• [Task objective]:
Copy the data exactly as it appears, and do not include any pictures.

• [The records]:
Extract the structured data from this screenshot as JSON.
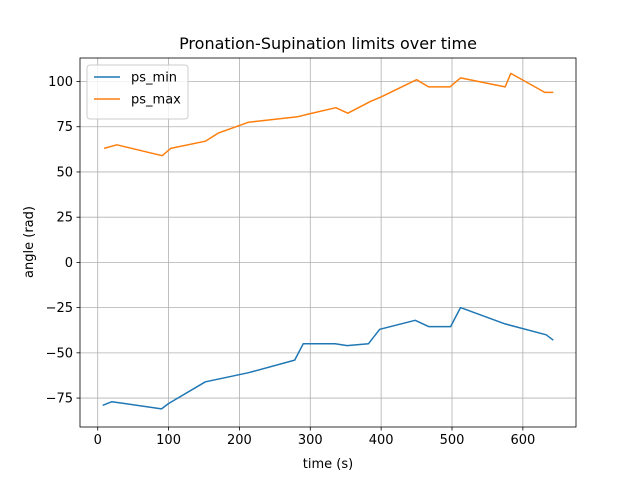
{
  "chart_data": {
    "type": "line",
    "title": "Pronation-Supination limits over time",
    "xlabel": "time (s)",
    "ylabel": "angle (rad)",
    "xlim": [
      -25,
      675
    ],
    "ylim": [
      -91,
      113
    ],
    "xticks": [
      0,
      100,
      200,
      300,
      400,
      500,
      600
    ],
    "yticks": [
      -75,
      -50,
      -25,
      0,
      25,
      50,
      75,
      100
    ],
    "grid": true,
    "legend_position": "upper-left",
    "series": [
      {
        "name": "ps_min",
        "color": "#1f77b4",
        "x": [
          7,
          20,
          90,
          100,
          152,
          213,
          278,
          290,
          335,
          352,
          382,
          398,
          448,
          467,
          498,
          512,
          575,
          633,
          643
        ],
        "y": [
          -79,
          -77,
          -81,
          -78,
          -66,
          -61,
          -54,
          -45,
          -45,
          -46,
          -45,
          -37,
          -32,
          -35.5,
          -35.5,
          -25,
          -34,
          -40,
          -43
        ]
      },
      {
        "name": "ps_max",
        "color": "#ff7f0e",
        "x": [
          9,
          27,
          91,
          103,
          152,
          170,
          213,
          282,
          297,
          336,
          353,
          385,
          400,
          450,
          467,
          497,
          512,
          575,
          583,
          631,
          643
        ],
        "y": [
          63,
          65,
          59,
          63,
          67,
          71.5,
          77.5,
          80.5,
          82,
          85.5,
          82.5,
          89,
          91.5,
          101,
          97,
          97,
          102,
          97,
          104.5,
          94,
          94
        ]
      }
    ]
  }
}
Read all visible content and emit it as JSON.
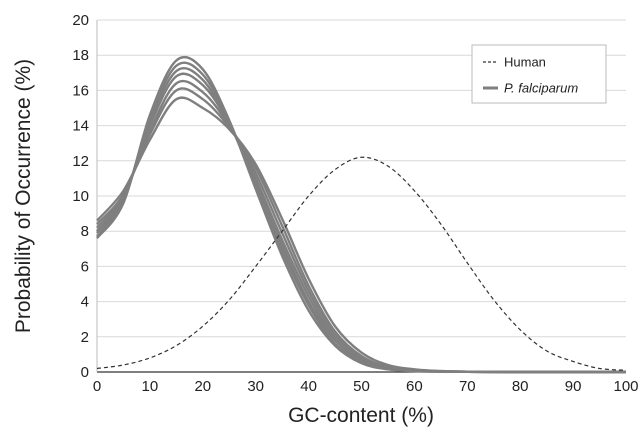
{
  "chart_data": {
    "type": "line",
    "xlabel": "GC-content (%)",
    "ylabel": "Probability of Occurrence (%)",
    "xlim": [
      0,
      100
    ],
    "ylim": [
      0,
      20
    ],
    "x_ticks": [
      "0",
      "10",
      "20",
      "30",
      "40",
      "50",
      "60",
      "70",
      "80",
      "90",
      "100"
    ],
    "y_ticks": [
      "0",
      "2",
      "4",
      "6",
      "8",
      "10",
      "12",
      "14",
      "16",
      "18",
      "20"
    ],
    "grid": "horizontal",
    "legend": {
      "placement": "top-right",
      "entries": [
        {
          "label": "Human",
          "style": "dashed",
          "color": "#333333"
        },
        {
          "label": "P. falciparum",
          "style": "solid",
          "color": "#7f7f7f"
        }
      ]
    },
    "x": [
      0,
      5,
      10,
      15,
      20,
      25,
      30,
      35,
      40,
      45,
      50,
      55,
      60,
      65,
      70,
      75,
      80,
      85,
      90,
      95,
      100
    ],
    "series": [
      {
        "name": "Human",
        "values": [
          0.2,
          0.4,
          0.8,
          1.5,
          2.6,
          4.1,
          6.0,
          8.0,
          10.0,
          11.5,
          12.2,
          11.7,
          10.3,
          8.4,
          6.2,
          4.1,
          2.4,
          1.2,
          0.6,
          0.2,
          0.1
        ]
      },
      {
        "name": "P. falciparum",
        "values": [
          8.6,
          10.3,
          13.2,
          15.5,
          15.0,
          13.8,
          11.8,
          8.7,
          5.3,
          2.6,
          1.1,
          0.4,
          0.15,
          0.05,
          0.02,
          0.01,
          0,
          0,
          0,
          0,
          0
        ]
      },
      {
        "name": "P. falciparum",
        "values": [
          8.4,
          10.1,
          13.5,
          16.0,
          15.5,
          13.9,
          11.6,
          8.3,
          4.9,
          2.3,
          0.9,
          0.3,
          0.1,
          0.05,
          0.02,
          0.01,
          0,
          0,
          0,
          0,
          0
        ]
      },
      {
        "name": "P. falciparum",
        "values": [
          8.2,
          10.0,
          13.7,
          16.4,
          15.9,
          14.0,
          11.3,
          7.9,
          4.6,
          2.1,
          0.8,
          0.3,
          0.1,
          0.04,
          0.02,
          0.01,
          0,
          0,
          0,
          0,
          0
        ]
      },
      {
        "name": "P. falciparum",
        "values": [
          8.0,
          9.9,
          14.0,
          16.8,
          16.3,
          14.1,
          11.0,
          7.5,
          4.3,
          1.9,
          0.7,
          0.25,
          0.08,
          0.03,
          0.01,
          0,
          0,
          0,
          0,
          0,
          0
        ]
      },
      {
        "name": "P. falciparum",
        "values": [
          7.9,
          9.8,
          14.2,
          17.1,
          16.6,
          14.1,
          10.8,
          7.2,
          4.0,
          1.8,
          0.65,
          0.2,
          0.07,
          0.03,
          0.01,
          0,
          0,
          0,
          0,
          0,
          0
        ]
      },
      {
        "name": "P. falciparum",
        "values": [
          7.7,
          9.7,
          14.4,
          17.4,
          16.9,
          14.2,
          10.6,
          6.9,
          3.8,
          1.6,
          0.6,
          0.2,
          0.06,
          0.02,
          0.01,
          0,
          0,
          0,
          0,
          0,
          0
        ]
      },
      {
        "name": "P. falciparum",
        "values": [
          7.6,
          9.6,
          14.6,
          17.7,
          17.2,
          14.3,
          10.4,
          6.6,
          3.5,
          1.5,
          0.5,
          0.15,
          0.05,
          0.02,
          0.01,
          0,
          0,
          0,
          0,
          0,
          0
        ]
      }
    ]
  }
}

• [Reply to the task]:
Extract the structured data from this screenshot as JSON.
{
  "chart_data": {
    "type": "line",
    "title": "Pronation-Supination limits over time",
    "xlabel": "time (s)",
    "ylabel": "angle (rad)",
    "xlim": [
      -25,
      675
    ],
    "ylim": [
      -91,
      113
    ],
    "xticks": [
      0,
      100,
      200,
      300,
      400,
      500,
      600
    ],
    "yticks": [
      -75,
      -50,
      -25,
      0,
      25,
      50,
      75,
      100
    ],
    "grid": true,
    "legend_position": "upper-left",
    "series": [
      {
        "name": "ps_min",
        "color": "#1f77b4",
        "x": [
          7,
          20,
          90,
          100,
          152,
          213,
          278,
          290,
          335,
          352,
          382,
          398,
          448,
          467,
          498,
          512,
          575,
          633,
          643
        ],
        "y": [
          -79,
          -77,
          -81,
          -78,
          -66,
          -61,
          -54,
          -45,
          -45,
          -46,
          -45,
          -37,
          -32,
          -35.5,
          -35.5,
          -25,
          -34,
          -40,
          -43
        ]
      },
      {
        "name": "ps_max",
        "color": "#ff7f0e",
        "x": [
          9,
          27,
          91,
          103,
          152,
          170,
          213,
          282,
          297,
          336,
          353,
          385,
          400,
          450,
          467,
          497,
          512,
          575,
          583,
          631,
          643
        ],
        "y": [
          63,
          65,
          59,
          63,
          67,
          71.5,
          77.5,
          80.5,
          82,
          85.5,
          82.5,
          89,
          91.5,
          101,
          97,
          97,
          102,
          97,
          104.5,
          94,
          94
        ]
      }
    ]
  }
}
Read all visible content and emit it as JSON.
{
  "chart_data": {
    "type": "line",
    "xlabel": "GC-content (%)",
    "ylabel": "Probability of Occurrence (%)",
    "xlim": [
      0,
      100
    ],
    "ylim": [
      0,
      20
    ],
    "x_ticks": [
      "0",
      "10",
      "20",
      "30",
      "40",
      "50",
      "60",
      "70",
      "80",
      "90",
      "100"
    ],
    "y_ticks": [
      "0",
      "2",
      "4",
      "6",
      "8",
      "10",
      "12",
      "14",
      "16",
      "18",
      "20"
    ],
    "grid": "horizontal",
    "legend": {
      "placement": "top-right",
      "entries": [
        {
          "label": "Human",
          "style": "dashed",
          "color": "#333333"
        },
        {
          "label": "P. falciparum",
          "style": "solid",
          "color": "#7f7f7f"
        }
      ]
    },
    "x": [
      0,
      5,
      10,
      15,
      20,
      25,
      30,
      35,
      40,
      45,
      50,
      55,
      60,
      65,
      70,
      75,
      80,
      85,
      90,
      95,
      100
    ],
    "series": [
      {
        "name": "Human",
        "values": [
          0.2,
          0.4,
          0.8,
          1.5,
          2.6,
          4.1,
          6.0,
          8.0,
          10.0,
          11.5,
          12.2,
          11.7,
          10.3,
          8.4,
          6.2,
          4.1,
          2.4,
          1.2,
          0.6,
          0.2,
          0.1
        ]
      },
      {
        "name": "P. falciparum",
        "values": [
          8.6,
          10.3,
          13.2,
          15.5,
          15.0,
          13.8,
          11.8,
          8.7,
          5.3,
          2.6,
          1.1,
          0.4,
          0.15,
          0.05,
          0.02,
          0.01,
          0,
          0,
          0,
          0,
          0
        ]
      },
      {
        "name": "P. falciparum",
        "values": [
          8.4,
          10.1,
          13.5,
          16.0,
          15.5,
          13.9,
          11.6,
          8.3,
          4.9,
          2.3,
          0.9,
          0.3,
          0.1,
          0.05,
          0.02,
          0.01,
          0,
          0,
          0,
          0,
          0
        ]
      },
      {
        "name": "P. falciparum",
        "values": [
          8.2,
          10.0,
          13.7,
          16.4,
          15.9,
          14.0,
          11.3,
          7.9,
          4.6,
          2.1,
          0.8,
          0.3,
          0.1,
          0.04,
          0.02,
          0.01,
          0,
          0,
          0,
          0,
          0
        ]
      },
      {
        "name": "P. falciparum",
        "values": [
          8.0,
          9.9,
          14.0,
          16.8,
          16.3,
          14.1,
          11.0,
          7.5,
          4.3,
          1.9,
          0.7,
          0.25,
          0.08,
          0.03,
          0.01,
          0,
          0,
          0,
          0,
          0,
          0
        ]
      },
      {
        "name": "P. falciparum",
        "values": [
          7.9,
          9.8,
          14.2,
          17.1,
          16.6,
          14.1,
          10.8,
          7.2,
          4.0,
          1.8,
          0.65,
          0.2,
          0.07,
          0.03,
          0.01,
          0,
          0,
          0,
          0,
          0,
          0
        ]
      },
      {
        "name": "P. falciparum",
        "values": [
          7.7,
          9.7,
          14.4,
          17.4,
          16.9,
          14.2,
          10.6,
          6.9,
          3.8,
          1.6,
          0.6,
          0.2,
          0.06,
          0.02,
          0.01,
          0,
          0,
          0,
          0,
          0,
          0
        ]
      },
      {
        "name": "P. falciparum",
        "values": [
          7.6,
          9.6,
          14.6,
          17.7,
          17.2,
          14.3,
          10.4,
          6.6,
          3.5,
          1.5,
          0.5,
          0.15,
          0.05,
          0.02,
          0.01,
          0,
          0,
          0,
          0,
          0,
          0
        ]
      }
    ]
  }
}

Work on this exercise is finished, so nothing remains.